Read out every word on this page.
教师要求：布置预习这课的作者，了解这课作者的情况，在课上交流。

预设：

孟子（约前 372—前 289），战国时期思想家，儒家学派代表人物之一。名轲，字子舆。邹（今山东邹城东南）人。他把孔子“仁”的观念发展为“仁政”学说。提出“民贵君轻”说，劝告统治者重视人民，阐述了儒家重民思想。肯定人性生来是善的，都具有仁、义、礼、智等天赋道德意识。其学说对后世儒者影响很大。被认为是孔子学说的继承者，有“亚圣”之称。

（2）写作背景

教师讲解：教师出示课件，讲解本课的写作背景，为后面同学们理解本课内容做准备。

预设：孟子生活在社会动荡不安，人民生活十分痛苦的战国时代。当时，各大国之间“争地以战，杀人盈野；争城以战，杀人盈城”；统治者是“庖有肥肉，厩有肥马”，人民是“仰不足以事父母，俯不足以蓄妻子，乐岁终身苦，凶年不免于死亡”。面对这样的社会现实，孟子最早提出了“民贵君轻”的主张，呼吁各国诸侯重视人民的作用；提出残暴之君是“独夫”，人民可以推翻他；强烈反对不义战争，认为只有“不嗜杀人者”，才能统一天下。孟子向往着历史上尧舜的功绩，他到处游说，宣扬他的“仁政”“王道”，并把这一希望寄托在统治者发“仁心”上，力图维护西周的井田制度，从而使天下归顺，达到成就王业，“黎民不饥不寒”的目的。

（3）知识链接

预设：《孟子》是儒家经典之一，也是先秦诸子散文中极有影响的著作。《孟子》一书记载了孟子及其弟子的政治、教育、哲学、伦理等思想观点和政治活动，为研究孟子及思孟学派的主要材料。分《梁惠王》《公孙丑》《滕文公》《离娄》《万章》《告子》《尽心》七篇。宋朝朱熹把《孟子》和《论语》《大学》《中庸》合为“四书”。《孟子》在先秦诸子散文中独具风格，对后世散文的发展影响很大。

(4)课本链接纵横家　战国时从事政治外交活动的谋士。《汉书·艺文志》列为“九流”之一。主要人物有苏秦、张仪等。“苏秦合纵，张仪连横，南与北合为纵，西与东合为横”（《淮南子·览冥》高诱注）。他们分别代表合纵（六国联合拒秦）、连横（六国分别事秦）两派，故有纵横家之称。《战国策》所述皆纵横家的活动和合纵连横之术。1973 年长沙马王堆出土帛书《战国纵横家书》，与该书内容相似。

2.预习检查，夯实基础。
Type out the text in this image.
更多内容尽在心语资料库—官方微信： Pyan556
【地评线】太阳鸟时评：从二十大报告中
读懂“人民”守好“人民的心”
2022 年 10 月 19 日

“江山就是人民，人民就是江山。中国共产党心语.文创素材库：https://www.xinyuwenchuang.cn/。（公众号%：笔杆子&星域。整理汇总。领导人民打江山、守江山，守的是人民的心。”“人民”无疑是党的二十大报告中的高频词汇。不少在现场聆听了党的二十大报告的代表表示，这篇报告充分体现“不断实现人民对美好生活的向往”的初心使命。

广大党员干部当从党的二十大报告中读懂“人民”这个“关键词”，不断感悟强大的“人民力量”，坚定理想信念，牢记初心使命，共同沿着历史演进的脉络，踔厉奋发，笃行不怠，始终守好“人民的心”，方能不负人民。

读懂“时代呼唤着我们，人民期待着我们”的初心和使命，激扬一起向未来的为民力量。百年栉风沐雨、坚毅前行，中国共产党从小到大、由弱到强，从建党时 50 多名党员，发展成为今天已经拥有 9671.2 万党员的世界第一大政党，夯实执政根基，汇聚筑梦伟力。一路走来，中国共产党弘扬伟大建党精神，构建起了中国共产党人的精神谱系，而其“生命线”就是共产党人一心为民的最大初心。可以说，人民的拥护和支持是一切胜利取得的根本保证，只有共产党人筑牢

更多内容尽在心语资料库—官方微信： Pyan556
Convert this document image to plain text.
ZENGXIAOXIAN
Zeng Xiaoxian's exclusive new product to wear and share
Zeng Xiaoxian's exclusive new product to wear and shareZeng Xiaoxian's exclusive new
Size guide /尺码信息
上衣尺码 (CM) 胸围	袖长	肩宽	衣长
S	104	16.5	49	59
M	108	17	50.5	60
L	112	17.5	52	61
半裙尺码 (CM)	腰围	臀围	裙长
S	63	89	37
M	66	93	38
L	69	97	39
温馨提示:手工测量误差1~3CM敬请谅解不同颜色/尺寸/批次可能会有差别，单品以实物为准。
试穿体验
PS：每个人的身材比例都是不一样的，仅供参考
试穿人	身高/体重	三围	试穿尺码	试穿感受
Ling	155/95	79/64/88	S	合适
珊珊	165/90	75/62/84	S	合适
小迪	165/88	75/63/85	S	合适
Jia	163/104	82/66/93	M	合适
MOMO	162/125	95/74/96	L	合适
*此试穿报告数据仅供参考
·····
● **What the task requires**
Copy the material above, line for line.

● **Exercise answer**
Read out every word on this page.
教师要求：布置预习这课的作者，了解这课作者的情况，在课上交流。

预设：

孟子（约前 372—前 289），战国时期思想家，儒家学派代表人物之一。名轲，字子舆。邹（今山东邹城东南）人。他把孔子“仁”的观念发展为“仁政”学说。提出“民贵君轻”说，劝告统治者重视人民，阐述了儒家重民思想。肯定人性生来是善的，都具有仁、义、礼、智等天赋道德意识。其学说对后世儒者影响很大。被认为是孔子学说的继承者，有“亚圣”之称。

（2）写作背景

教师讲解：教师出示课件，讲解本课的写作背景，为后面同学们理解本课内容做准备。

预设：孟子生活在社会动荡不安，人民生活十分痛苦的战国时代。当时，各大国之间“争地以战，杀人盈野；争城以战，杀人盈城”；统治者是“庖有肥肉，厩有肥马”，人民是“仰不足以事父母，俯不足以蓄妻子，乐岁终身苦，凶年不免于死亡”。面对这样的社会现实，孟子最早提出了“民贵君轻”的主张，呼吁各国诸侯重视人民的作用；提出残暴之君是“独夫”，人民可以推翻他；强烈反对不义战争，认为只有“不嗜杀人者”，才能统一天下。孟子向往着历史上尧舜的功绩，他到处游说，宣扬他的“仁政”“王道”，并把这一希望寄托在统治者发“仁心”上，力图维护西周的井田制度，从而使天下归顺，达到成就王业，“黎民不饥不寒”的目的。

（3）知识链接

预设：《孟子》是儒家经典之一，也是先秦诸子散文中极有影响的著作。《孟子》一书记载了孟子及其弟子的政治、教育、哲学、伦理等思想观点和政治活动，为研究孟子及思孟学派的主要材料。分《梁惠王》《公孙丑》《滕文公》《离娄》《万章》《告子》《尽心》七篇。宋朝朱熹把《孟子》和《论语》《大学》《中庸》合为“四书”。《孟子》在先秦诸子散文中独具风格，对后世散文的发展影响很大。

(4)课本链接纵横家　战国时从事政治外交活动的谋士。《汉书·艺文志》列为“九流”之一。主要人物有苏秦、张仪等。“苏秦合纵，张仪连横，南与北合为纵，西与东合为横”（《淮南子·览冥》高诱注）。他们分别代表合纵（六国联合拒秦）、连横（六国分别事秦）两派，故有纵横家之称。《战国策》所述皆纵横家的活动和合纵连横之术。1973 年长沙马王堆出土帛书《战国纵横家书》，与该书内容相似。

2.预习检查，夯实基础。
Type out the text in this image.
更多内容尽在心语资料库—官方微信： Pyan556
【地评线】太阳鸟时评：从二十大报告中
读懂“人民”守好“人民的心”
2022 年 10 月 19 日

“江山就是人民，人民就是江山。中国共产党心语.文创素材库：https://www.xinyuwenchuang.cn/。（公众号%：笔杆子&星域。整理汇总。领导人民打江山、守江山，守的是人民的心。”“人民”无疑是党的二十大报告中的高频词汇。不少在现场聆听了党的二十大报告的代表表示，这篇报告充分体现“不断实现人民对美好生活的向往”的初心使命。

广大党员干部当从党的二十大报告中读懂“人民”这个“关键词”，不断感悟强大的“人民力量”，坚定理想信念，牢记初心使命，共同沿着历史演进的脉络，踔厉奋发，笃行不怠，始终守好“人民的心”，方能不负人民。

读懂“时代呼唤着我们，人民期待着我们”的初心和使命，激扬一起向未来的为民力量。百年栉风沐雨、坚毅前行，中国共产党从小到大、由弱到强，从建党时 50 多名党员，发展成为今天已经拥有 9671.2 万党员的世界第一大政党，夯实执政根基，汇聚筑梦伟力。一路走来，中国共产党弘扬伟大建党精神，构建起了中国共产党人的精神谱系，而其“生命线”就是共产党人一心为民的最大初心。可以说，人民的拥护和支持是一切胜利取得的根本保证，只有共产党人筑牢

更多内容尽在心语资料库—官方微信： Pyan556
Convert this document image to plain text.
ZENGXIAOXIAN
Zeng Xiaoxian's exclusive new product to wear and share
Zeng Xiaoxian's exclusive new product to wear and shareZeng Xiaoxian's exclusive new
Size guide /尺码信息
上衣尺码 (CM) 胸围	袖长	肩宽	衣长
S	104	16.5	49	59
M	108	17	50.5	60
L	112	17.5	52	61
半裙尺码 (CM)	腰围	臀围	裙长
S	63	89	37
M	66	93	38
L	69	97	39
温馨提示:手工测量误差1~3CM敬请谅解不同颜色/尺寸/批次可能会有差别，单品以实物为准。
试穿体验
PS：每个人的身材比例都是不一样的，仅供参考
试穿人	身高/体重	三围	试穿尺码	试穿感受
Ling	155/95	79/64/88	S	合适
珊珊	165/90	75/62/84	S	合适
小迪	165/88	75/63/85	S	合适
Jia	163/104	82/66/93	M	合适
MOMO	162/125	95/74/96	L	合适
*此试穿报告数据仅供参考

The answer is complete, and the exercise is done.